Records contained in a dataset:
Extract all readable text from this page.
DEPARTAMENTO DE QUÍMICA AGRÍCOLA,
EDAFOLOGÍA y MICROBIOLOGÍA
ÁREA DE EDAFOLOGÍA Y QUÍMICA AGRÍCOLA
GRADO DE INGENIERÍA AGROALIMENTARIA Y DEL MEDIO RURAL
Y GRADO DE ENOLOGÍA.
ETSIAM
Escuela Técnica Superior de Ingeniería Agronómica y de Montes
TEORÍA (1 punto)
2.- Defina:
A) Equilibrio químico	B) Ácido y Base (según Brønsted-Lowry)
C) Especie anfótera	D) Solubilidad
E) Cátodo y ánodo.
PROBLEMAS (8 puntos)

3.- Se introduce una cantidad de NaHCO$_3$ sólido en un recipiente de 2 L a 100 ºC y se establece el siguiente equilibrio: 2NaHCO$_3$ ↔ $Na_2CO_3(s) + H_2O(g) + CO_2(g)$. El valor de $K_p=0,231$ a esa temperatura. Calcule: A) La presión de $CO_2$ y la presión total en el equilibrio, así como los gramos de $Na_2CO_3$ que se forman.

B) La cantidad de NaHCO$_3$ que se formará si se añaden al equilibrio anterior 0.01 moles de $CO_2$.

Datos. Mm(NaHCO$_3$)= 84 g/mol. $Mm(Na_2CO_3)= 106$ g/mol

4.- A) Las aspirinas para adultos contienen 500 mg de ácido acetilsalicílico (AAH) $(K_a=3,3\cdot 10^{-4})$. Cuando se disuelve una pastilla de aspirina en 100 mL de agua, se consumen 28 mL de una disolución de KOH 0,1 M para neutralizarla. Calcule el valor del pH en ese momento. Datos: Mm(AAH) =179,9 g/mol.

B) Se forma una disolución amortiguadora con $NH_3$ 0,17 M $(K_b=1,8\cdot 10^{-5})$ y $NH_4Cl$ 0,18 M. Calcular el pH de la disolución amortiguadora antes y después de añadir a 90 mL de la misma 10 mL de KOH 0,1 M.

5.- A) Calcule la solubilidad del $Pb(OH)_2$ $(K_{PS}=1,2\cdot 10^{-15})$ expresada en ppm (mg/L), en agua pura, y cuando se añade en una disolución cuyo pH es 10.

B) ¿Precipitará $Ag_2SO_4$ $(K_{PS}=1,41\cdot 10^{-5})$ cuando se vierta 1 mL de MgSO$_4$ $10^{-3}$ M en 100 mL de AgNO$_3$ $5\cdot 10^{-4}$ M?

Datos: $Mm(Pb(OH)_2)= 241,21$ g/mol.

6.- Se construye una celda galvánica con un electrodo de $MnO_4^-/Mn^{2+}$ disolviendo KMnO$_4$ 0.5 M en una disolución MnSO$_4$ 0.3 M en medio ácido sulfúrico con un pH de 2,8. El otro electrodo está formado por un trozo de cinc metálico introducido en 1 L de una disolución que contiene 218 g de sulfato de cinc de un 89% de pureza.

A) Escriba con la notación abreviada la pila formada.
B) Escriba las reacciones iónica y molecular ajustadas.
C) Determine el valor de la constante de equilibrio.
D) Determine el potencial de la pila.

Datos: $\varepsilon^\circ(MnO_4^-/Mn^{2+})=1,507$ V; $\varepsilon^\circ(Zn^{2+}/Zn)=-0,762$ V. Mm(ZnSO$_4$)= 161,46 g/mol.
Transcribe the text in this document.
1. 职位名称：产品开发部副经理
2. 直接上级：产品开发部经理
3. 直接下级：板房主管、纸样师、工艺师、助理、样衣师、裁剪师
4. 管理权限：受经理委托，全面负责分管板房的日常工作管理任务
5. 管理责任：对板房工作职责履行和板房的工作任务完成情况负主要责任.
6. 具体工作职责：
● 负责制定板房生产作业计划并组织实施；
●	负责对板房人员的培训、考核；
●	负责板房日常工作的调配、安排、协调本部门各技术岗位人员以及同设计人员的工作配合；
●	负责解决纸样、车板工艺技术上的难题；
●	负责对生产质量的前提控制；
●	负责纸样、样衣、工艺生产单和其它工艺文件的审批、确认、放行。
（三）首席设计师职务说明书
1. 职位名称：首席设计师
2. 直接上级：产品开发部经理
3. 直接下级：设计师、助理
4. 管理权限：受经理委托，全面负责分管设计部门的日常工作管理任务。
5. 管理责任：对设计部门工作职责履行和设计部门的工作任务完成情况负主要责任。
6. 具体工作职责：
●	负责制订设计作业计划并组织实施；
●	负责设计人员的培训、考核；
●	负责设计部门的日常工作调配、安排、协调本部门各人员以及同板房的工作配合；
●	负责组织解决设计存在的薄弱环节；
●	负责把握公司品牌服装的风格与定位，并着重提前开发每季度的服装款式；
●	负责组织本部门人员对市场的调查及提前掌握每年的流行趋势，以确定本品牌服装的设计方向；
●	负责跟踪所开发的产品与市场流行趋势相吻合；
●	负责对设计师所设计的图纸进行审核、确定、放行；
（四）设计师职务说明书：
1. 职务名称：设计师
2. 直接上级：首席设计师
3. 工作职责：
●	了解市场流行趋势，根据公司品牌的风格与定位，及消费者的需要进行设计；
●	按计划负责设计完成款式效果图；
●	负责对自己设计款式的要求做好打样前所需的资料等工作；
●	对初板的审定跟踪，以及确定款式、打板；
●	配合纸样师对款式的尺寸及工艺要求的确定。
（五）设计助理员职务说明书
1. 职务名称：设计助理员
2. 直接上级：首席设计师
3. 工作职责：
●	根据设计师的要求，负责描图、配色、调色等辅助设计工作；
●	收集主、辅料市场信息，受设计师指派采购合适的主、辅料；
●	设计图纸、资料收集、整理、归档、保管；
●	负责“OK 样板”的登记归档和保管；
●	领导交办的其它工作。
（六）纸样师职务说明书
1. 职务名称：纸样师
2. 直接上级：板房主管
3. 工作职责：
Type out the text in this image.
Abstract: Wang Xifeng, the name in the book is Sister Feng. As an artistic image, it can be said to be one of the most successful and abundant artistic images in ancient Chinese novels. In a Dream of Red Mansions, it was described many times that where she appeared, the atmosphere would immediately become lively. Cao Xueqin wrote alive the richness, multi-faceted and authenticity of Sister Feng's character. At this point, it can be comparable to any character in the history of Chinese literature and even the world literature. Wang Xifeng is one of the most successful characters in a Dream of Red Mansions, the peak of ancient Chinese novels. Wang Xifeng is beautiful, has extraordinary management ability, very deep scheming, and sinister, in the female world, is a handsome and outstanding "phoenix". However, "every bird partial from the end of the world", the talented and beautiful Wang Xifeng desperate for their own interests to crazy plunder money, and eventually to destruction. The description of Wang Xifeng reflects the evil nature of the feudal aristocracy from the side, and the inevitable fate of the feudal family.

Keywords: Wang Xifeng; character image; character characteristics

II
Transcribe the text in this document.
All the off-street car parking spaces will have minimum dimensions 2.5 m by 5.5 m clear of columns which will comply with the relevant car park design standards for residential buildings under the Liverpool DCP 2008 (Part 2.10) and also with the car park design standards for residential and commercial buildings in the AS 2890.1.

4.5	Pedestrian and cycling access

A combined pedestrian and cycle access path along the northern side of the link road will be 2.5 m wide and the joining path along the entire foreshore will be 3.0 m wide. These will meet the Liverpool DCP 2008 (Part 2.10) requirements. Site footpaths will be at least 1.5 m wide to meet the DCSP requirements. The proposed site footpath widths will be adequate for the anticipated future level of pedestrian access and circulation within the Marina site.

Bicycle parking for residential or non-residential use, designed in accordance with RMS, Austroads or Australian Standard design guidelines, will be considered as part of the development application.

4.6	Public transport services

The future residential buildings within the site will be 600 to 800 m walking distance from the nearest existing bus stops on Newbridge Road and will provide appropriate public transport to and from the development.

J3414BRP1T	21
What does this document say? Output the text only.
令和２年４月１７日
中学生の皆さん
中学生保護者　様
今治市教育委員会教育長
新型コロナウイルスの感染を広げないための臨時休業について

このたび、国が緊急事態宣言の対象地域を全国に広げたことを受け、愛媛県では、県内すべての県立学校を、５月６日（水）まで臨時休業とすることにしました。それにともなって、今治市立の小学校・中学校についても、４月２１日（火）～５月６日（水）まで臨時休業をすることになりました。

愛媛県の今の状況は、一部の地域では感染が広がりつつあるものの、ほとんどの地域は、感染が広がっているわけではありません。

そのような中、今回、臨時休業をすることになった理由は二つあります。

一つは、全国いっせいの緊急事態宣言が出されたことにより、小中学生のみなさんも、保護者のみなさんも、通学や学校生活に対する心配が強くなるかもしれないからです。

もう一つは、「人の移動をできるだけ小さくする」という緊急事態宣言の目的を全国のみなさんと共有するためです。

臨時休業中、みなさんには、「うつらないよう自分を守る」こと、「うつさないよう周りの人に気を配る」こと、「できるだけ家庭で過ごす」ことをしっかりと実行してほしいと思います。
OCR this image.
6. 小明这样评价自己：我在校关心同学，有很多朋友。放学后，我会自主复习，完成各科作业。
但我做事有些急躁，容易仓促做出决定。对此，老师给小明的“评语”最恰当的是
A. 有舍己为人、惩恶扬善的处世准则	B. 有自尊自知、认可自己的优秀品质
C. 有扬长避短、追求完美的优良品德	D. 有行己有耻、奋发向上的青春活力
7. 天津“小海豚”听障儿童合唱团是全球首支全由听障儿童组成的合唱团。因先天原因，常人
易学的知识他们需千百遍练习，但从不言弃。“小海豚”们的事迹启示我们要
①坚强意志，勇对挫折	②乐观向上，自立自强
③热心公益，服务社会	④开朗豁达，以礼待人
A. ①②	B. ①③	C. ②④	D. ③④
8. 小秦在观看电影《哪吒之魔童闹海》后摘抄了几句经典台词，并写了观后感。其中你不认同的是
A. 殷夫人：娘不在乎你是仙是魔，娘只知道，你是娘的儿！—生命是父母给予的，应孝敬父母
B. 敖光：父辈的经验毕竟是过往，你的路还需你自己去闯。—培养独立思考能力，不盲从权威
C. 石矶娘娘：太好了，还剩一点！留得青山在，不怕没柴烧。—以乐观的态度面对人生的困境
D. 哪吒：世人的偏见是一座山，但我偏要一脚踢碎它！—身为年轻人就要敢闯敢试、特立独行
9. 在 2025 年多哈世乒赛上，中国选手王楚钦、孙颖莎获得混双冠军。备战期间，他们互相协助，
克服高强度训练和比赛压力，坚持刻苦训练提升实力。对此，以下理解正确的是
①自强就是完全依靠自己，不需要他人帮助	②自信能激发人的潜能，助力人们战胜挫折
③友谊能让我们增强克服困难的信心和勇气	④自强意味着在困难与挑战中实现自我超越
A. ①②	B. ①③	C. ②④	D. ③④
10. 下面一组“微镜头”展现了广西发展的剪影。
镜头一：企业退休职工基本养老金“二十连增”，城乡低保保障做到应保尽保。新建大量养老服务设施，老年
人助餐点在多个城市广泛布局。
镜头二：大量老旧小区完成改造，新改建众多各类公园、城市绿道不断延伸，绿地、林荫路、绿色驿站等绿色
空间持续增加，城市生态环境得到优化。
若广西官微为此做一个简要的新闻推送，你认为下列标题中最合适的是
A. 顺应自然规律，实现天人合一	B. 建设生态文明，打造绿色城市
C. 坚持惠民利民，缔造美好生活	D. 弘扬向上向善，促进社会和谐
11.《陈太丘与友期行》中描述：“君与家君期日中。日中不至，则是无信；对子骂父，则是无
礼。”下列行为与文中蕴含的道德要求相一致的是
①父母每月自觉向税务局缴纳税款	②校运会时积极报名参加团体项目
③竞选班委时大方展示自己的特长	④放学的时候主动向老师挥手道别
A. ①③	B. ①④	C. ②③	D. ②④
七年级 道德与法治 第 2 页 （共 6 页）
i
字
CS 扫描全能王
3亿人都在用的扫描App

Work to do: Return each full line of the entries that contains the word "cdot".

Correct answer:
4.- A) Las aspirinas para adultos contienen 500 mg de ácido acetilsalicílico (AAH) $(K_a=3,3\cdot 10^{-4})$. Cuando se disuelve una pastilla de aspirina en 100 mL de agua, se consumen 28 mL de una disolución de KOH 0,1 M para neutralizarla. Calcule el valor del pH en ese momento. Datos: Mm(AAH) =179,9 g/mol.
B) Se forma una disolución amortiguadora con $NH_3$ 0,17 M $(K_b=1,8\cdot 10^{-5})$ y $NH_4Cl$ 0,18 M. Calcular el pH de la disolución amortiguadora antes y después de añadir a 90 mL de la misma 10 mL de KOH 0,1 M.
5.- A) Calcule la solubilidad del $Pb(OH)_2$ $(K_{PS}=1,2\cdot 10^{-15})$ expresada en ppm (mg/L), en agua pura, y cuando se añade en una disolución cuyo pH es 10.
B) ¿Precipitará $Ag_2SO_4$ $(K_{PS}=1,41\cdot 10^{-5})$ cuando se vierta 1 mL de MgSO$_4$ $10^{-3}$ M en 100 mL de AgNO$_3$ $5\cdot 10^{-4}$ M?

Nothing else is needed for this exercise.